#### [Directions]
Pick out each line below containing "reference".

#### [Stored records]
_____

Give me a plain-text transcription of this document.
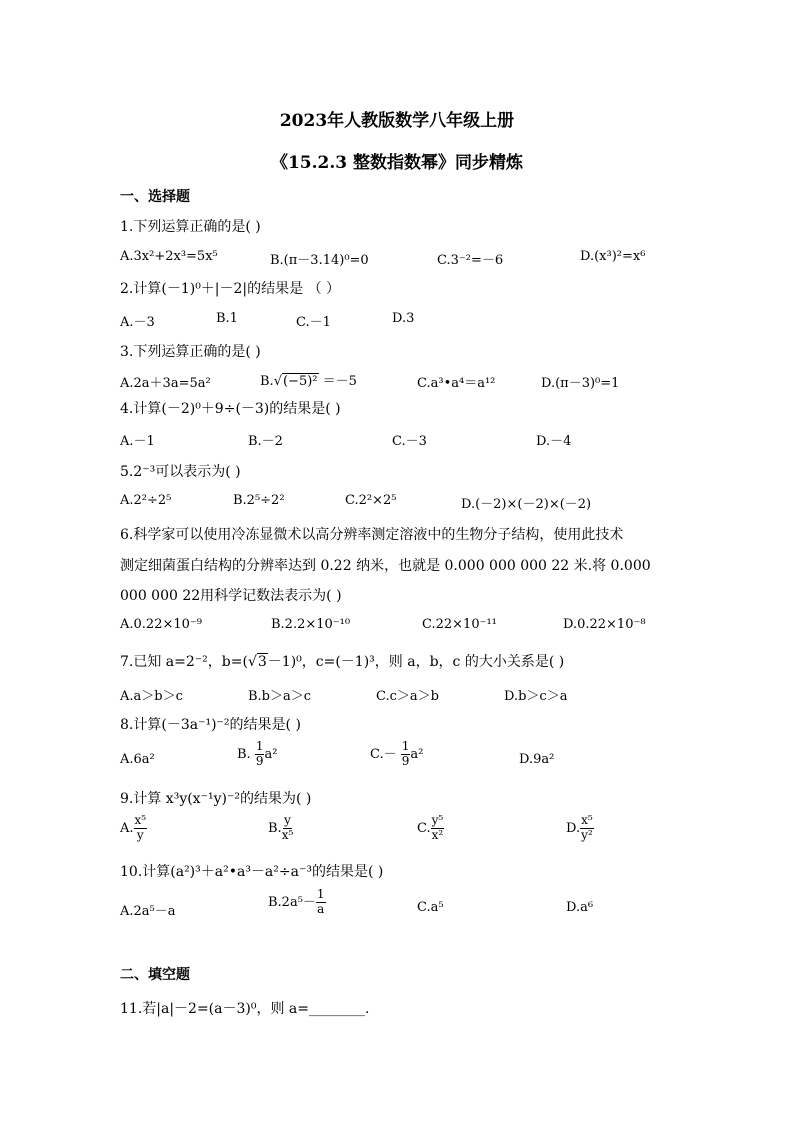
2023年人教版数学八年级上册
《15.2.3 整数指数幂》同步精炼
一、选择题
1.下列运算正确的是( )
A.3x²+2x³=5x⁵	B.(π－3.14)⁰=0	C.3⁻²=－6	D.(x³)²=x⁶
2.计算(－1)⁰＋|－2|的结果是 （ ）
A.－3	B.1	C.－1	D.3
3.下列运算正确的是( )
A.2a＋3a=5a²	B.√(−5)² ＝－5	C.a³•a⁴＝a¹²	D.(π－3)⁰=1
4.计算(－2)⁰＋9÷(－3)的结果是( )
A.－1	B.－2	C.－3	D.－4
5.2⁻³可以表示为( )
A.2²÷2⁵	B.2⁵÷2²	C.2²×2⁵	D.(－2)×(－2)×(－2)
6.科学家可以使用冷冻显微术以高分辨率测定溶液中的生物分子结构，使用此技术
测定细菌蛋白结构的分辨率达到 0.22 纳米，也就是 0.000 000 000 22 米.将 0.000
000 000 22用科学记数法表示为( )
A.0.22×10⁻⁹	B.2.2×10⁻¹⁰	C.22×10⁻¹¹	D.0.22×10⁻⁸
7.已知 a=2⁻²，b=(√3－1)⁰，c=(－1)³，则 a，b，c 的大小关系是( )
A.a＞b＞c	B.b＞a＞c	C.c＞a＞b	D.b＞c＞a
8.计算(－3a⁻¹)⁻²的结果是( )
A.6a²	B. $\frac{1}{9} a^2$	$C.- \frac{1}{9} a^2$	D.9a²
9.计算 x³y(x⁻¹y)⁻²的结果为( )
A. $\frac{\text{x⁵}}{y}$	B. $\frac{y}{\text{x⁵}}$	C. $\frac{\text{y⁵}}{\text{x²}}$	D. $\frac{\text{x⁵}}{\text{y²}}$
10.计算(a²)³＋a²•a³－a²÷a⁻³的结果是( )
A.2a⁵－a
$B.2a^5- \frac{1}{a}$	C.a⁵	D.a⁶
二、填空题
11.若|a|－2=(a－3)⁰，则 a=________.
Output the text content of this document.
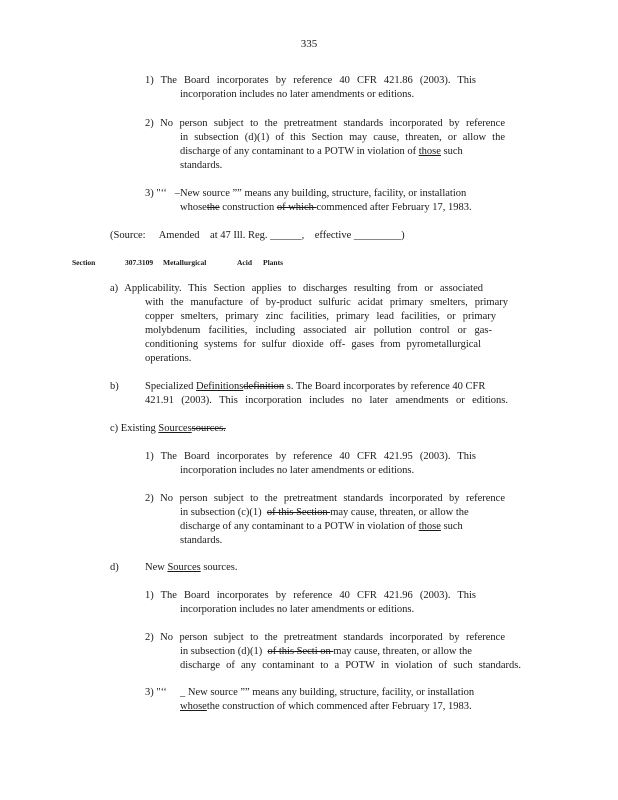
335
1) The Board incorporates by reference 40 CFR 421.86 (2003). This
incorporation includes no later amendments or editions.
2) No person subject to the pretreatment standards incorporated by reference
in subsection (d)(1) of this Section may cause, threaten, or allow the
discharge of any contaminant to a POTW in violation of those such
standards.
3) "‘‘ –New source ”” means any building, structure, facility, or installation
whosethe construction of which commenced after February 17, 1983.
(Source: Amended at 47 Ill. Reg. ______, effective _________)
Section	307.3109 Metallurgical	Acid Plants
a) Applicability. This Section applies to discharges resulting from or associated
with the manufacture of by-product sulfuric acidat primary smelters, primary
copper smelters, primary zinc facilities, primary lead facilities, or primary
molybdenum facilities, including associated air pollution control or gas-
conditioning systems for sulfur dioxide off- gases from pyrometallurgical
operations.
b)	Specialized Definitionsdefinition s. The Board incorporates by reference 40 CFR
421.91 (2003). This incorporation includes no later amendments or editions.
c) Existing Sourcessources.
1) The Board incorporates by reference 40 CFR 421.95 (2003). This
incorporation includes no later amendments or editions.
2) No person subject to the pretreatment standards incorporated by reference
in subsection (c)(1)  of this Section may cause, threaten, or allow the
discharge of any contaminant to a POTW in violation of those such
standards.
d)	New Sources sources.
1) The Board incorporates by reference 40 CFR 421.96 (2003). This
incorporation includes no later amendments or editions.
2) No person subject to the pretreatment standards incorporated by reference
in subsection (d)(1)  of this Secti on may cause, threaten, or allow the
discharge of any contaminant to a POTW in violation of such standards.
3) "‘‘     _ New source ”” means any building, structure, facility, or installation
whosethe construction of which commenced after February 17, 1983.
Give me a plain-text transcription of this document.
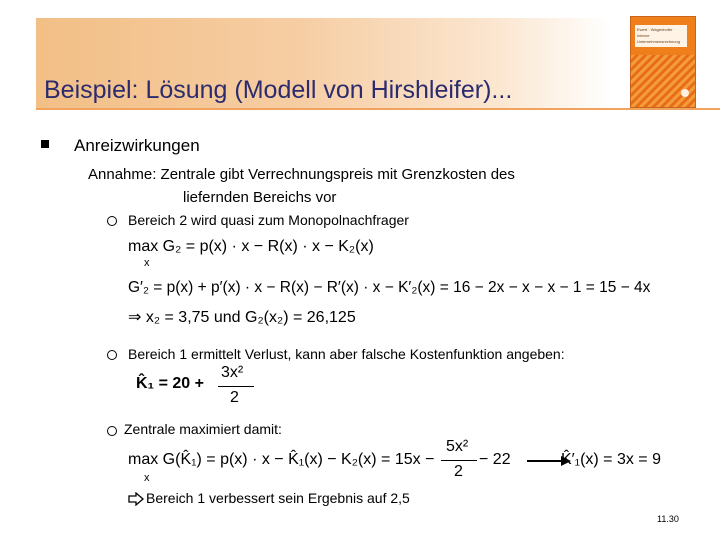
Beispiel: Lösung (Modell von Hirshleifer)...
Ewert · Wagenhofer
Interne
Unternehmensrechnung
Anreizwirkungen
Annahme: Zentrale gibt Verrechnungspreis mit Grenzkosten des
liefernden Bereichs vor
Bereich 2 wird quasi zum Monopolnachfrager
max G₂ = p(x) · x − R(x) · x − K₂(x)
x
G′₂ = p(x) + p′(x) · x − R(x) − R′(x) · x − K′₂(x) = 16 − 2x − x − x − 1 = 15 − 4x
⇒ x₂ = 3,75 und G₂(x₂) = 26,125
Bereich 1 ermittelt Verlust, kann aber falsche Kostenfunktion angeben:
K̂₁ = 20 +
3x²
2
Zentrale maximiert damit:
max G(K̂₁) = p(x) · x − K̂₁(x) − K₂(x) = 15x −
x
5x²
2
− 22	K̂′₁(x) = 3x = 9
Bereich 1 verbessert sein Ergebnis auf 2,5
11.30
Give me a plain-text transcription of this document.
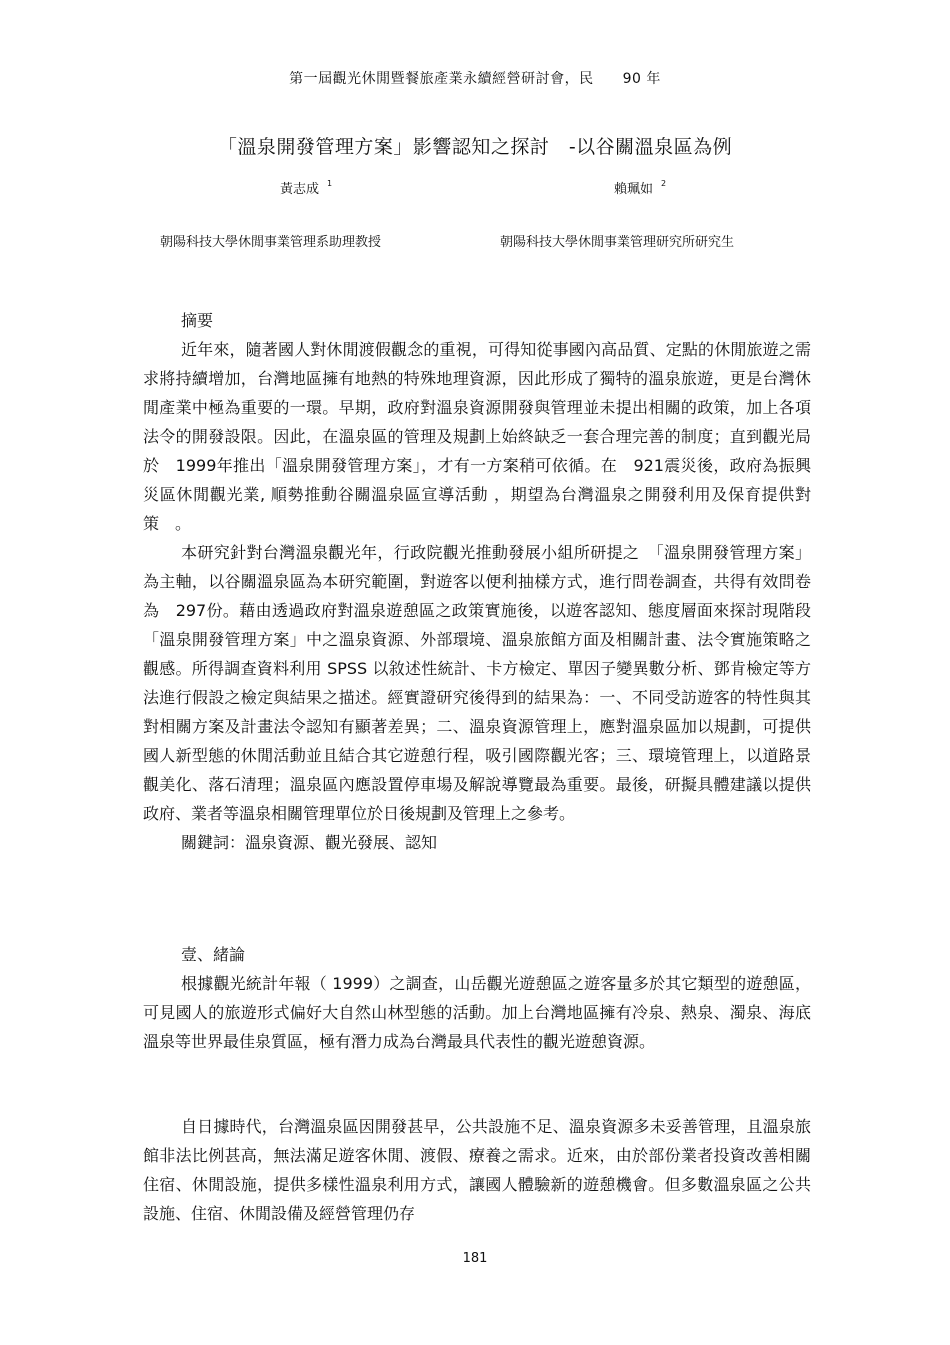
第一屆觀光休閒暨餐旅產業永續經營研討會，民　　90 年
「溫泉開發管理方案」影響認知之探討　-以谷關溫泉區為例
黃志成 $^1$	賴珮如 $^2$
朝陽科技大學休閒事業管理系助理教授	朝陽科技大學休閒事業管理研究所研究生

摘要

近年來，隨著國人對休閒渡假觀念的重視，可得知從事國內高品質、定點的休閒旅遊之需求將持續增加，台灣地區擁有地熱的特殊地理資源，因此形成了獨特的溫泉旅遊，更是台灣休閒產業中極為重要的一環。早期，政府對溫泉資源開發與管理並未提出相關的政策，加上各項法令的開發設限。因此，在溫泉區的管理及規劃上始終缺乏一套合理完善的制度；直到觀光局於　1999年推出「溫泉開發管理方案」，才有一方案稍可依循。在　921震災後，政府為振興災區休閒觀光業, 順勢推動谷關溫泉區宣導活動 ，期望為台灣溫泉之開發利用及保育提供對策　。

本研究針對台灣溫泉觀光年，行政院觀光推動發展小組所研提之　「溫泉開發管理方案」為主軸，以谷關溫泉區為本研究範圍，對遊客以便利抽樣方式，進行問卷調查，共得有效問卷為　297份。藉由透過政府對溫泉遊憩區之政策實施後，以遊客認知、態度層面來探討現階段「溫泉開發管理方案」中之溫泉資源、外部環境、溫泉旅館方面及相關計畫、法令實施策略之觀感。所得調查資料利用 SPSS 以敘述性統計、卡方檢定、單因子變異數分析、鄧肯檢定等方法進行假設之檢定與結果之描述。經實證研究後得到的結果為：一、不同受訪遊客的特性與其對相關方案及計畫法令認知有顯著差異；二、溫泉資源管理上，應對溫泉區加以規劃，可提供國人新型態的休閒活動並且結合其它遊憩行程，吸引國際觀光客；三、環境管理上，以道路景觀美化、落石清理；溫泉區內應設置停車場及解說導覽最為重要。最後，研擬具體建議以提供政府、業者等溫泉相關管理單位於日後規劃及管理上之參考。

關鍵詞：溫泉資源、觀光發展、認知

壹、緒論

根據觀光統計年報（ 1999）之調查，山岳觀光遊憩區之遊客量多於其它類型的遊憩區，可見國人的旅遊形式偏好大自然山林型態的活動。加上台灣地區擁有冷泉、熱泉、濁泉、海底溫泉等世界最佳泉質區，極有潛力成為台灣最具代表性的觀光遊憩資源。

自日據時代，台灣溫泉區因開發甚早，公共設施不足、溫泉資源多未妥善管理，且溫泉旅館非法比例甚高，無法滿足遊客休閒、渡假、療養之需求。近來，由於部份業者投資改善相關住宿、休閒設施，提供多樣性溫泉利用方式，讓國人體驗新的遊憩機會。但多數溫泉區之公共設施、住宿、休閒設備及經營管理仍存

181
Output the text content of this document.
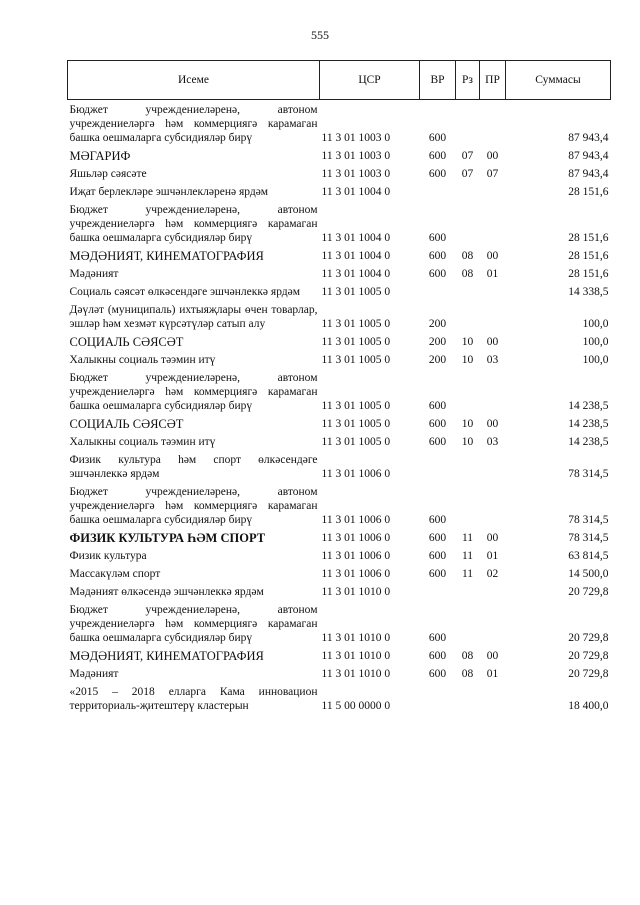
555
Исеме	ЦСР	ВР	Рз	ПР	Суммасы
Бюджет учреждениеләренә, автоном учреждениеләргә һәм коммерциягә карамаган башка оешмаларга субсидияләр бирү	11 3 01 1003 0	600			87 943,4
МӘГАРИФ	11 3 01 1003 0	600	07	00	87 943,4
Яшьләр сәясәте	11 3 01 1003 0	600	07	07	87 943,4
Иҗат берлекләре эшчәнлекләренә ярдәм	11 3 01 1004 0				28 151,6
Бюджет учреждениеләренә, автоном учреждениеләргә һәм коммерциягә карамаган башка оешмаларга субсидияләр бирү	11 3 01 1004 0	600			28 151,6
МӘДӘНИЯТ, КИНЕМАТОГРАФИЯ	11 3 01 1004 0	600	08	00	28 151,6
Мәдәният	11 3 01 1004 0	600	08	01	28 151,6
Социаль сәясәт өлкәсендәге эшчәнлеккә ярдәм	11 3 01 1005 0				14 338,5
Дәүләт (муниципаль) ихтыяҗлары өчен товарлар, эшләр һәм хезмәт күрсәтүләр сатып алу	11 3 01 1005 0	200			100,0
СОЦИАЛЬ СӘЯСӘТ	11 3 01 1005 0	200	10	00	100,0
Халыкны социаль тәэмин итү	11 3 01 1005 0	200	10	03	100,0
Бюджет учреждениеләренә, автоном учреждениеләргә һәм коммерциягә карамаган башка оешмаларга субсидияләр бирү	11 3 01 1005 0	600			14 238,5
СОЦИАЛЬ СӘЯСӘТ	11 3 01 1005 0	600	10	00	14 238,5
Халыкны социаль тәэмин итү	11 3 01 1005 0	600	10	03	14 238,5
Физик культура һәм спорт өлкәсендәге эшчәнлеккә ярдәм	11 3 01 1006 0				78 314,5
Бюджет учреждениеләренә, автоном учреждениеләргә һәм коммерциягә карамаган башка оешмаларга субсидияләр бирү	11 3 01 1006 0	600			78 314,5
ФИЗИК КУЛЬТУРА ҺӘМ СПОРТ	11 3 01 1006 0	600	11	00	78 314,5
Физик культура	11 3 01 1006 0	600	11	01	63 814,5
Массакүләм спорт	11 3 01 1006 0	600	11	02	14 500,0
Мәдәният өлкәсендә эшчәнлеккә ярдәм	11 3 01 1010 0				20 729,8
Бюджет учреждениеләренә, автоном учреждениеләргә һәм коммерциягә карамаган башка оешмаларга субсидияләр бирү	11 3 01 1010 0	600			20 729,8
МӘДӘНИЯТ, КИНЕМАТОГРАФИЯ	11 3 01 1010 0	600	08	00	20 729,8
Мәдәният	11 3 01 1010 0	600	08	01	20 729,8
«2015 – 2018 елларга Кама инновацион территориаль-җитештерү кластерын	11 5 00 0000 0				18 400,0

_____

#### [Completed exercise]
1) The Board incorporates by reference 40 CFR 421.86 (2003). This
2) No person subject to the pretreatment standards incorporated by reference
b)	Specialized Definitionsdefinition s. The Board incorporates by reference 40 CFR
1) The Board incorporates by reference 40 CFR 421.95 (2003). This
2) No person subject to the pretreatment standards incorporated by reference
1) The Board incorporates by reference 40 CFR 421.96 (2003). This
2) No person subject to the pretreatment standards incorporated by reference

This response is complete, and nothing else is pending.